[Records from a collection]
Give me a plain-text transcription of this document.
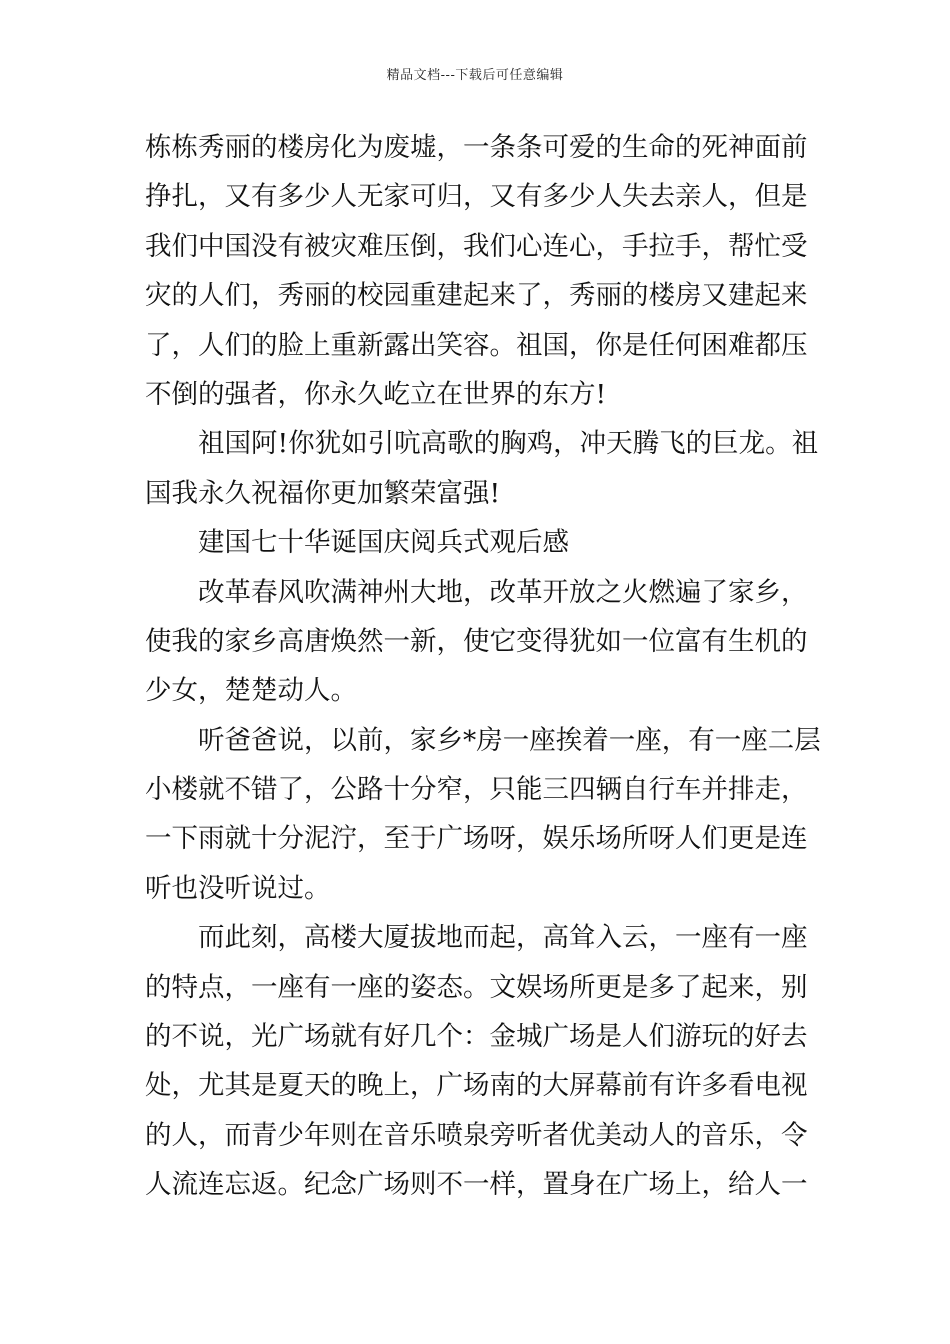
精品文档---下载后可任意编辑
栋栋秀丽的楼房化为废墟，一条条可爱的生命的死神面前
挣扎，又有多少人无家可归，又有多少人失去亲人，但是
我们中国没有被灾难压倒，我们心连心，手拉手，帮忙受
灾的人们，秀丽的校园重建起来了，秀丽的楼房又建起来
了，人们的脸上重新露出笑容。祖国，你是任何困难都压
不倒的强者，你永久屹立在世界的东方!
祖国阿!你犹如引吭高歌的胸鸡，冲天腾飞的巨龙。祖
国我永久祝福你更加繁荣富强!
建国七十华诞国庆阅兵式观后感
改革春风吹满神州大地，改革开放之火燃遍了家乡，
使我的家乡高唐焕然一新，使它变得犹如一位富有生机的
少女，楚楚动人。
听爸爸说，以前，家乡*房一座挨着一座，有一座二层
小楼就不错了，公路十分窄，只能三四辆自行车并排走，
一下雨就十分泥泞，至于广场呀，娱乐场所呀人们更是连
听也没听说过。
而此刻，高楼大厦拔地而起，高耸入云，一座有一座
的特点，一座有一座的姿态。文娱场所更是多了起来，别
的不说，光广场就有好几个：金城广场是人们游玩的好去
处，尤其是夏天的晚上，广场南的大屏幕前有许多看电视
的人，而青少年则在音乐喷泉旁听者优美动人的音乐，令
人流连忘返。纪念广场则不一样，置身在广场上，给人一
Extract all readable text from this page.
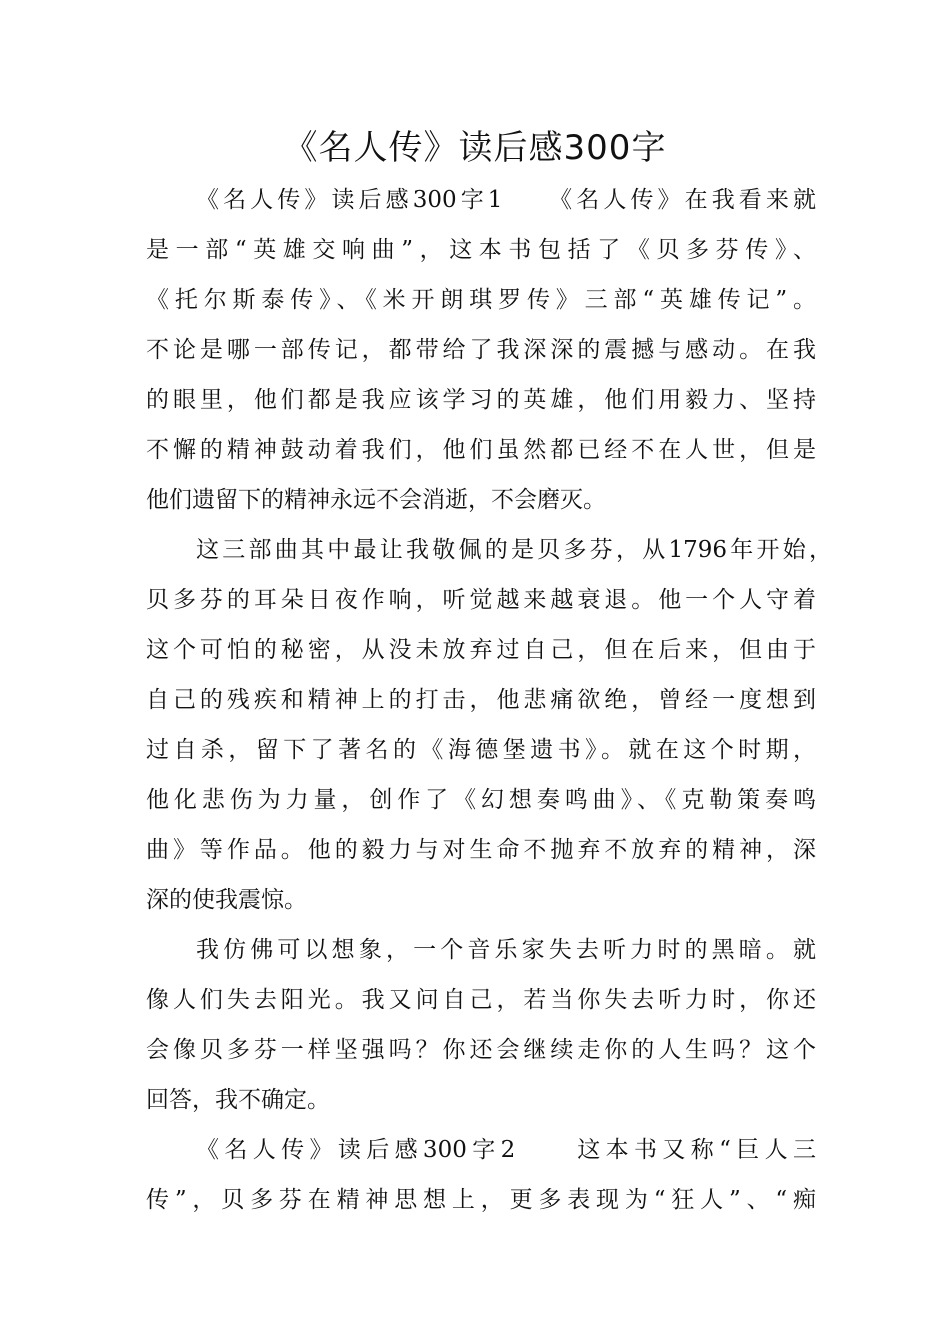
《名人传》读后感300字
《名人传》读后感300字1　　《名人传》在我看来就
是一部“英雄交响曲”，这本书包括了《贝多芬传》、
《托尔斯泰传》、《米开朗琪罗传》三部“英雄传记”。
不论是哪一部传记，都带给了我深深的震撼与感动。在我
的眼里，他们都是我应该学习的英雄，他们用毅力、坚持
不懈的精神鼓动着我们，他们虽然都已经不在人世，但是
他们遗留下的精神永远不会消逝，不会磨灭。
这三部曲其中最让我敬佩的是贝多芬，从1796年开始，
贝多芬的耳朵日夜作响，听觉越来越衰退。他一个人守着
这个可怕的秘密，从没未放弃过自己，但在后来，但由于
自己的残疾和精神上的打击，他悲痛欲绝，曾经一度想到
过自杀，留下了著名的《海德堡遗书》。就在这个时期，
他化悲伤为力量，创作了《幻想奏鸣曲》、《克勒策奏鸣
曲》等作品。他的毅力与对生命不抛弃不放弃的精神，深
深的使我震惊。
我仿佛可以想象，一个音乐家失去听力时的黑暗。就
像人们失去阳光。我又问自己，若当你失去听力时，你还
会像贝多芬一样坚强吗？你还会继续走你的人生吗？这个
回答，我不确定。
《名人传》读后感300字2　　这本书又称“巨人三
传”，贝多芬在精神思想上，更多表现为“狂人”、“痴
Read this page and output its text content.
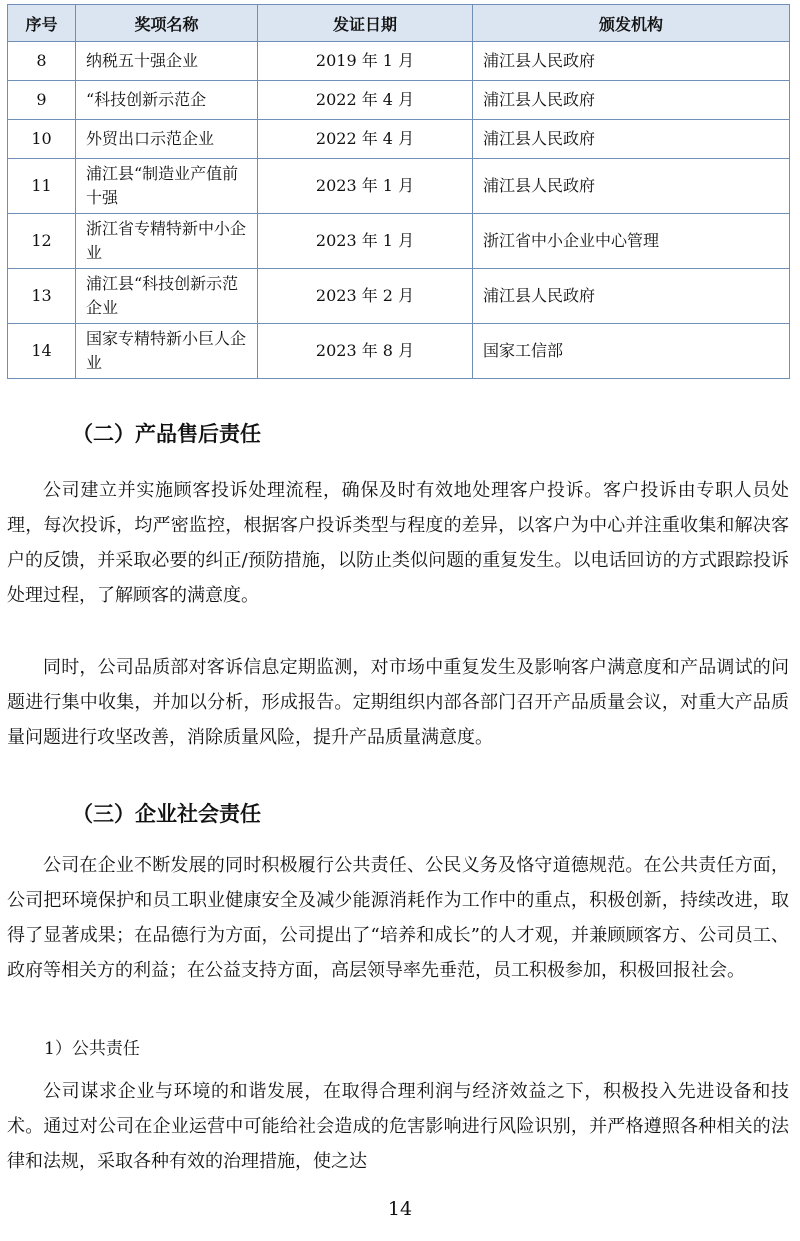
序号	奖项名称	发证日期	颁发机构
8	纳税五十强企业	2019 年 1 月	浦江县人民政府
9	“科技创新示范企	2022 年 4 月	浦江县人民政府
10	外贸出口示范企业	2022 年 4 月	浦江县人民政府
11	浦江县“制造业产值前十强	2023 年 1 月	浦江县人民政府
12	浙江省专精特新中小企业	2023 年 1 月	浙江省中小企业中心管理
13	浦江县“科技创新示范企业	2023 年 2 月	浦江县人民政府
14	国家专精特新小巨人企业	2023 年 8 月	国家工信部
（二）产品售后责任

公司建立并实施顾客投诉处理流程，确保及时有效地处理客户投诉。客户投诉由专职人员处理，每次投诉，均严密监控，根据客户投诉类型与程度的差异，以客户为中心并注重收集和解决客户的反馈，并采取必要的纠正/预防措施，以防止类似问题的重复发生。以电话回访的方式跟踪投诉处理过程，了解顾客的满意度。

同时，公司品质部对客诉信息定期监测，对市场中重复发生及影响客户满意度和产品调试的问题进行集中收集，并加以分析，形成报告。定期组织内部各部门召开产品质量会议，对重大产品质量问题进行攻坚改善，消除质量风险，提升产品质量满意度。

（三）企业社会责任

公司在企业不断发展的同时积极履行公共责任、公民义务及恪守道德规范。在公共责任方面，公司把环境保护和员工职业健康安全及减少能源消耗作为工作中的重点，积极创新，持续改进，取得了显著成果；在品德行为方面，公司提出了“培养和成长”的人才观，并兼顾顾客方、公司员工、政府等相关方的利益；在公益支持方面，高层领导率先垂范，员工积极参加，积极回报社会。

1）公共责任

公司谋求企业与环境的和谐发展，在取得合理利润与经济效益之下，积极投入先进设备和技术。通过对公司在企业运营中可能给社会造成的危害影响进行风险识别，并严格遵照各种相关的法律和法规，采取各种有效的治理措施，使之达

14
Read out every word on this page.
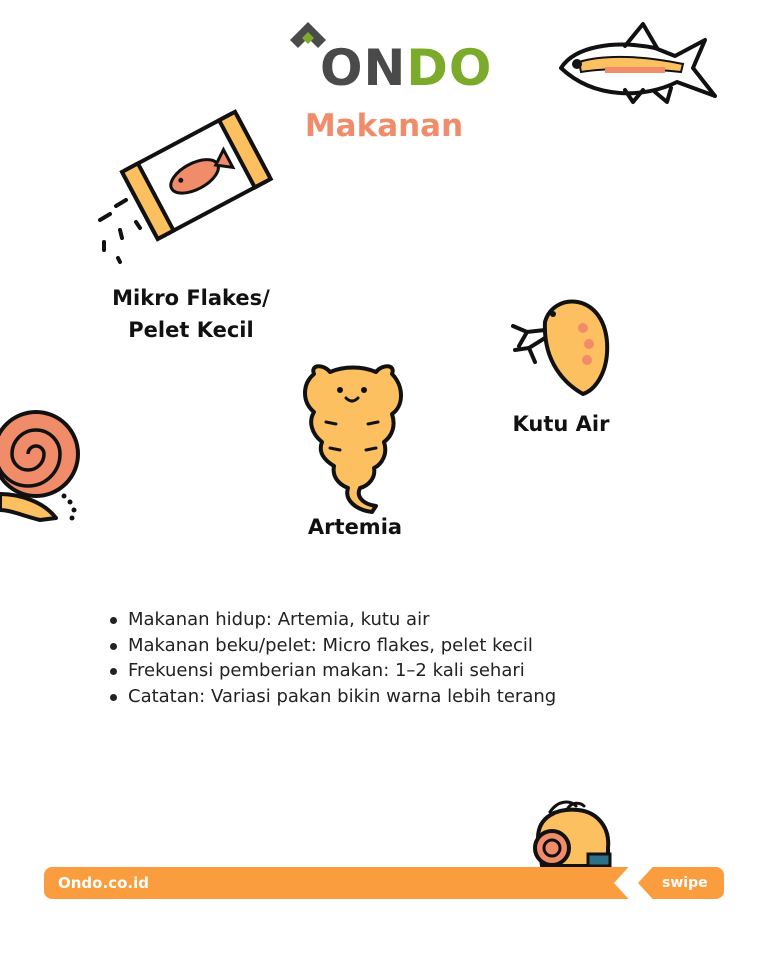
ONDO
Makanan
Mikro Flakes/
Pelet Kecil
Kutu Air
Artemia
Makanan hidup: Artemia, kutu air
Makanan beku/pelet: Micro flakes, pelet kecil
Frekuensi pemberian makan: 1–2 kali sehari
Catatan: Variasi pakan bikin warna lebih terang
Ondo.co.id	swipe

## Aim
Quote the records in their entirety, keeping the wording exact and excluding pictures.

## In response
Give me a plain-text transcription of this document.
精品文档---下载后可任意编辑
栋栋秀丽的楼房化为废墟，一条条可爱的生命的死神面前
挣扎，又有多少人无家可归，又有多少人失去亲人，但是
我们中国没有被灾难压倒，我们心连心，手拉手，帮忙受
灾的人们，秀丽的校园重建起来了，秀丽的楼房又建起来
了，人们的脸上重新露出笑容。祖国，你是任何困难都压
不倒的强者，你永久屹立在世界的东方!
祖国阿!你犹如引吭高歌的胸鸡，冲天腾飞的巨龙。祖
国我永久祝福你更加繁荣富强!
建国七十华诞国庆阅兵式观后感
改革春风吹满神州大地，改革开放之火燃遍了家乡，
使我的家乡高唐焕然一新，使它变得犹如一位富有生机的
少女，楚楚动人。
听爸爸说，以前，家乡*房一座挨着一座，有一座二层
小楼就不错了，公路十分窄，只能三四辆自行车并排走，
一下雨就十分泥泞，至于广场呀，娱乐场所呀人们更是连
听也没听说过。
而此刻，高楼大厦拔地而起，高耸入云，一座有一座
的特点，一座有一座的姿态。文娱场所更是多了起来，别
的不说，光广场就有好几个：金城广场是人们游玩的好去
处，尤其是夏天的晚上，广场南的大屏幕前有许多看电视
的人，而青少年则在音乐喷泉旁听者优美动人的音乐，令
人流连忘返。纪念广场则不一样，置身在广场上，给人一
Extract all readable text from this page.
《名人传》读后感300字
《名人传》读后感300字1　　《名人传》在我看来就
是一部“英雄交响曲”，这本书包括了《贝多芬传》、
《托尔斯泰传》、《米开朗琪罗传》三部“英雄传记”。
不论是哪一部传记，都带给了我深深的震撼与感动。在我
的眼里，他们都是我应该学习的英雄，他们用毅力、坚持
不懈的精神鼓动着我们，他们虽然都已经不在人世，但是
他们遗留下的精神永远不会消逝，不会磨灭。
这三部曲其中最让我敬佩的是贝多芬，从1796年开始，
贝多芬的耳朵日夜作响，听觉越来越衰退。他一个人守着
这个可怕的秘密，从没未放弃过自己，但在后来，但由于
自己的残疾和精神上的打击，他悲痛欲绝，曾经一度想到
过自杀，留下了著名的《海德堡遗书》。就在这个时期，
他化悲伤为力量，创作了《幻想奏鸣曲》、《克勒策奏鸣
曲》等作品。他的毅力与对生命不抛弃不放弃的精神，深
深的使我震惊。
我仿佛可以想象，一个音乐家失去听力时的黑暗。就
像人们失去阳光。我又问自己，若当你失去听力时，你还
会像贝多芬一样坚强吗？你还会继续走你的人生吗？这个
回答，我不确定。
《名人传》读后感300字2　　这本书又称“巨人三
传”，贝多芬在精神思想上，更多表现为“狂人”、“痴
Read this page and output its text content.
序号	奖项名称	发证日期	颁发机构
8	纳税五十强企业	2019 年 1 月	浦江县人民政府
9	“科技创新示范企	2022 年 4 月	浦江县人民政府
10	外贸出口示范企业	2022 年 4 月	浦江县人民政府
11	浦江县“制造业产值前十强	2023 年 1 月	浦江县人民政府
12	浙江省专精特新中小企业	2023 年 1 月	浙江省中小企业中心管理
13	浦江县“科技创新示范企业	2023 年 2 月	浦江县人民政府
14	国家专精特新小巨人企业	2023 年 8 月	国家工信部
（二）产品售后责任

公司建立并实施顾客投诉处理流程，确保及时有效地处理客户投诉。客户投诉由专职人员处理，每次投诉，均严密监控，根据客户投诉类型与程度的差异，以客户为中心并注重收集和解决客户的反馈，并采取必要的纠正/预防措施，以防止类似问题的重复发生。以电话回访的方式跟踪投诉处理过程，了解顾客的满意度。

同时，公司品质部对客诉信息定期监测，对市场中重复发生及影响客户满意度和产品调试的问题进行集中收集，并加以分析，形成报告。定期组织内部各部门召开产品质量会议，对重大产品质量问题进行攻坚改善，消除质量风险，提升产品质量满意度。

（三）企业社会责任

公司在企业不断发展的同时积极履行公共责任、公民义务及恪守道德规范。在公共责任方面，公司把环境保护和员工职业健康安全及减少能源消耗作为工作中的重点，积极创新，持续改进，取得了显著成果；在品德行为方面，公司提出了“培养和成长”的人才观，并兼顾顾客方、公司员工、政府等相关方的利益；在公益支持方面，高层领导率先垂范，员工积极参加，积极回报社会。

1）公共责任

公司谋求企业与环境的和谐发展，在取得合理利润与经济效益之下，积极投入先进设备和技术。通过对公司在企业运营中可能给社会造成的危害影响进行风险识别，并严格遵照各种相关的法律和法规，采取各种有效的治理措施，使之达

14
Read out every word on this page.
ONDO
Makanan
Mikro Flakes/
Pelet Kecil
Kutu Air
Artemia
Makanan hidup: Artemia, kutu air
Makanan beku/pelet: Micro flakes, pelet kecil
Frekuensi pemberian makan: 1–2 kali sehari
Catatan: Variasi pakan bikin warna lebih terang
Ondo.co.id	swipe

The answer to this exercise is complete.